### Description of the task
Keep the pictures out of the copy and repeat the records exactly.

Figure collection entries
--- START ---

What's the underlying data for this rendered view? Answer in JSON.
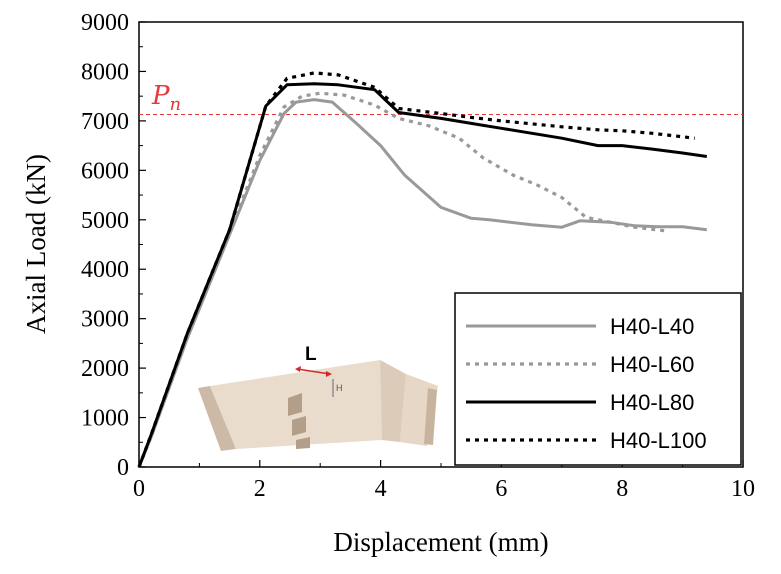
{
  "chart_data": {
    "type": "line",
    "xlabel": "Displacement (mm)",
    "ylabel": "Axial Load (kN)",
    "xlim": [
      0,
      10
    ],
    "ylim": [
      0,
      9000
    ],
    "xticks": [
      0,
      2,
      4,
      6,
      8,
      10
    ],
    "yticks": [
      0,
      1000,
      2000,
      3000,
      4000,
      5000,
      6000,
      7000,
      8000,
      9000
    ],
    "grid": false,
    "legend_position": "bottom-right",
    "reference_line": {
      "label_base": "P",
      "label_sub": "n",
      "y": 7130,
      "color": "#e8383b"
    },
    "series": [
      {
        "name": "H40-L40",
        "color": "#999999",
        "style": "solid",
        "x": [
          0,
          0.2,
          0.8,
          1.5,
          2.0,
          2.4,
          2.6,
          2.9,
          3.2,
          3.6,
          4.0,
          4.4,
          5.0,
          5.5,
          5.8,
          6.5,
          7.0,
          7.3,
          7.8,
          8.2,
          8.6,
          9.0,
          9.4
        ],
        "y": [
          0,
          600,
          2600,
          4700,
          6200,
          7150,
          7380,
          7430,
          7380,
          6950,
          6500,
          5900,
          5250,
          5030,
          5000,
          4900,
          4850,
          4980,
          4950,
          4880,
          4860,
          4860,
          4800
        ]
      },
      {
        "name": "H40-L60",
        "color": "#999999",
        "style": "dotted",
        "x": [
          0,
          0.2,
          0.8,
          1.5,
          2.0,
          2.4,
          2.7,
          3.0,
          3.4,
          3.9,
          4.3,
          4.8,
          5.3,
          5.7,
          6.2,
          6.6,
          7.0,
          7.4,
          7.8,
          8.2,
          8.7
        ],
        "y": [
          0,
          620,
          2650,
          4750,
          6300,
          7280,
          7500,
          7560,
          7520,
          7320,
          7050,
          6900,
          6650,
          6250,
          5900,
          5700,
          5450,
          5050,
          4950,
          4850,
          4780
        ]
      },
      {
        "name": "H40-L80",
        "color": "#000000",
        "style": "solid",
        "x": [
          0,
          0.2,
          0.8,
          1.5,
          2.1,
          2.45,
          2.9,
          3.3,
          3.9,
          4.3,
          5.0,
          5.5,
          6.0,
          7.0,
          7.6,
          8.0,
          8.5,
          9.0,
          9.4
        ],
        "y": [
          0,
          650,
          2700,
          4800,
          7300,
          7730,
          7750,
          7730,
          7630,
          7170,
          7050,
          6950,
          6850,
          6650,
          6500,
          6500,
          6430,
          6350,
          6280
        ]
      },
      {
        "name": "H40-L100",
        "color": "#000000",
        "style": "dotted",
        "x": [
          0,
          0.2,
          0.8,
          1.5,
          2.1,
          2.45,
          2.9,
          3.3,
          3.9,
          4.3,
          5.0,
          5.5,
          6.0,
          7.0,
          7.6,
          8.0,
          8.5,
          9.2
        ],
        "y": [
          0,
          650,
          2700,
          4800,
          7300,
          7860,
          7970,
          7930,
          7680,
          7250,
          7150,
          7070,
          7000,
          6880,
          6820,
          6800,
          6750,
          6650
        ]
      }
    ],
    "inset": {
      "label_L": "L",
      "label_H": "H"
    }
  }
}
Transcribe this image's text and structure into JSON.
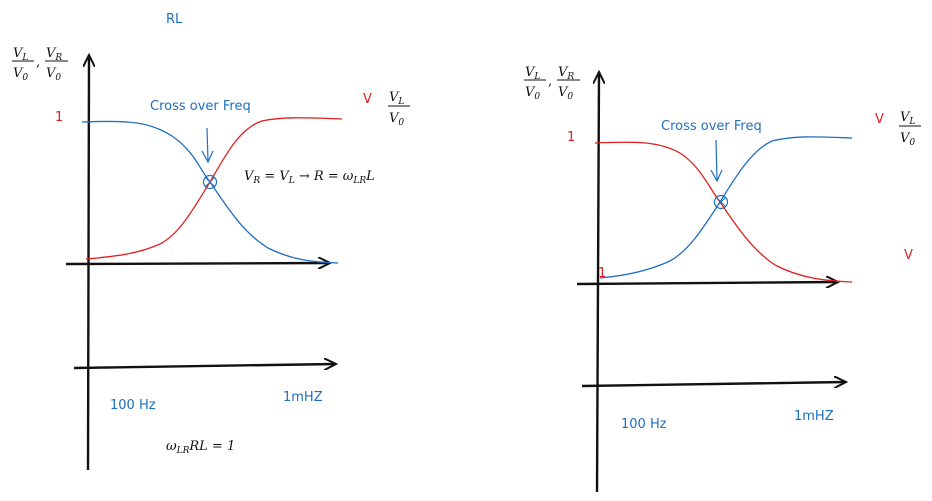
{
  "title": "RL",
  "colors": {
    "blue": "#1e6fbf",
    "red": "#e02020",
    "ink": "#111111"
  },
  "left_panel": {
    "axis_label_a_num": "V",
    "axis_label_a_num_sub": "L",
    "axis_label_a_den": "V",
    "axis_label_a_den_sub": "0",
    "axis_label_b_num": "V",
    "axis_label_b_num_sub": "R",
    "axis_label_b_den": "V",
    "axis_label_b_den_sub": "0",
    "comma": ",",
    "y_one": "1",
    "crossover_label": "Cross over Freq",
    "legend_v": "V",
    "legend_frac_num": "V",
    "legend_frac_num_sub": "L",
    "legend_frac_den": "V",
    "legend_frac_den_sub": "0",
    "equation_parts": [
      "V",
      "R",
      " = V",
      "L",
      " → R = ω",
      "LR",
      "L"
    ],
    "freq_low": "100 Hz",
    "freq_high": "1mHZ",
    "bottom_equation_parts": [
      "ω",
      "LR",
      "RL = 1"
    ]
  },
  "right_panel": {
    "axis_label_a_num": "V",
    "axis_label_a_num_sub": "L",
    "axis_label_a_den": "V",
    "axis_label_a_den_sub": "0",
    "axis_label_b_num": "V",
    "axis_label_b_num_sub": "R",
    "axis_label_b_den": "V",
    "axis_label_b_den_sub": "0",
    "comma": ",",
    "y_one": "1",
    "origin_one": "1",
    "crossover_label": "Cross over Freq",
    "legend_v": "V",
    "legend_frac_num": "V",
    "legend_frac_num_sub": "L",
    "legend_frac_den": "V",
    "legend_frac_den_sub": "0",
    "legend_v2": "V",
    "freq_low": "100 Hz",
    "freq_high": "1mHZ"
  }
}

--- END ---

### Completed task
What's the underlying data for this rendered view? Answer in JSON.
{
  "chart_data": {
    "type": "line",
    "xlabel": "Displacement (mm)",
    "ylabel": "Axial Load (kN)",
    "xlim": [
      0,
      10
    ],
    "ylim": [
      0,
      9000
    ],
    "xticks": [
      0,
      2,
      4,
      6,
      8,
      10
    ],
    "yticks": [
      0,
      1000,
      2000,
      3000,
      4000,
      5000,
      6000,
      7000,
      8000,
      9000
    ],
    "grid": false,
    "legend_position": "bottom-right",
    "reference_line": {
      "label_base": "P",
      "label_sub": "n",
      "y": 7130,
      "color": "#e8383b"
    },
    "series": [
      {
        "name": "H40-L40",
        "color": "#999999",
        "style": "solid",
        "x": [
          0,
          0.2,
          0.8,
          1.5,
          2.0,
          2.4,
          2.6,
          2.9,
          3.2,
          3.6,
          4.0,
          4.4,
          5.0,
          5.5,
          5.8,
          6.5,
          7.0,
          7.3,
          7.8,
          8.2,
          8.6,
          9.0,
          9.4
        ],
        "y": [
          0,
          600,
          2600,
          4700,
          6200,
          7150,
          7380,
          7430,
          7380,
          6950,
          6500,
          5900,
          5250,
          5030,
          5000,
          4900,
          4850,
          4980,
          4950,
          4880,
          4860,
          4860,
          4800
        ]
      },
      {
        "name": "H40-L60",
        "color": "#999999",
        "style": "dotted",
        "x": [
          0,
          0.2,
          0.8,
          1.5,
          2.0,
          2.4,
          2.7,
          3.0,
          3.4,
          3.9,
          4.3,
          4.8,
          5.3,
          5.7,
          6.2,
          6.6,
          7.0,
          7.4,
          7.8,
          8.2,
          8.7
        ],
        "y": [
          0,
          620,
          2650,
          4750,
          6300,
          7280,
          7500,
          7560,
          7520,
          7320,
          7050,
          6900,
          6650,
          6250,
          5900,
          5700,
          5450,
          5050,
          4950,
          4850,
          4780
        ]
      },
      {
        "name": "H40-L80",
        "color": "#000000",
        "style": "solid",
        "x": [
          0,
          0.2,
          0.8,
          1.5,
          2.1,
          2.45,
          2.9,
          3.3,
          3.9,
          4.3,
          5.0,
          5.5,
          6.0,
          7.0,
          7.6,
          8.0,
          8.5,
          9.0,
          9.4
        ],
        "y": [
          0,
          650,
          2700,
          4800,
          7300,
          7730,
          7750,
          7730,
          7630,
          7170,
          7050,
          6950,
          6850,
          6650,
          6500,
          6500,
          6430,
          6350,
          6280
        ]
      },
      {
        "name": "H40-L100",
        "color": "#000000",
        "style": "dotted",
        "x": [
          0,
          0.2,
          0.8,
          1.5,
          2.1,
          2.45,
          2.9,
          3.3,
          3.9,
          4.3,
          5.0,
          5.5,
          6.0,
          7.0,
          7.6,
          8.0,
          8.5,
          9.2
        ],
        "y": [
          0,
          650,
          2700,
          4800,
          7300,
          7860,
          7970,
          7930,
          7680,
          7250,
          7150,
          7070,
          7000,
          6880,
          6820,
          6800,
          6750,
          6650
        ]
      }
    ],
    "inset": {
      "label_L": "L",
      "label_H": "H"
    }
  }
}
Transcribe this image's text and structure into JSON.
{
  "title": "RL",
  "colors": {
    "blue": "#1e6fbf",
    "red": "#e02020",
    "ink": "#111111"
  },
  "left_panel": {
    "axis_label_a_num": "V",
    "axis_label_a_num_sub": "L",
    "axis_label_a_den": "V",
    "axis_label_a_den_sub": "0",
    "axis_label_b_num": "V",
    "axis_label_b_num_sub": "R",
    "axis_label_b_den": "V",
    "axis_label_b_den_sub": "0",
    "comma": ",",
    "y_one": "1",
    "crossover_label": "Cross over Freq",
    "legend_v": "V",
    "legend_frac_num": "V",
    "legend_frac_num_sub": "L",
    "legend_frac_den": "V",
    "legend_frac_den_sub": "0",
    "equation_parts": [
      "V",
      "R",
      " = V",
      "L",
      " → R = ω",
      "LR",
      "L"
    ],
    "freq_low": "100 Hz",
    "freq_high": "1mHZ",
    "bottom_equation_parts": [
      "ω",
      "LR",
      "RL = 1"
    ]
  },
  "right_panel": {
    "axis_label_a_num": "V",
    "axis_label_a_num_sub": "L",
    "axis_label_a_den": "V",
    "axis_label_a_den_sub": "0",
    "axis_label_b_num": "V",
    "axis_label_b_num_sub": "R",
    "axis_label_b_den": "V",
    "axis_label_b_den_sub": "0",
    "comma": ",",
    "y_one": "1",
    "origin_one": "1",
    "crossover_label": "Cross over Freq",
    "legend_v": "V",
    "legend_frac_num": "V",
    "legend_frac_num_sub": "L",
    "legend_frac_den": "V",
    "legend_frac_den_sub": "0",
    "legend_v2": "V",
    "freq_low": "100 Hz",
    "freq_high": "1mHZ"
  }
}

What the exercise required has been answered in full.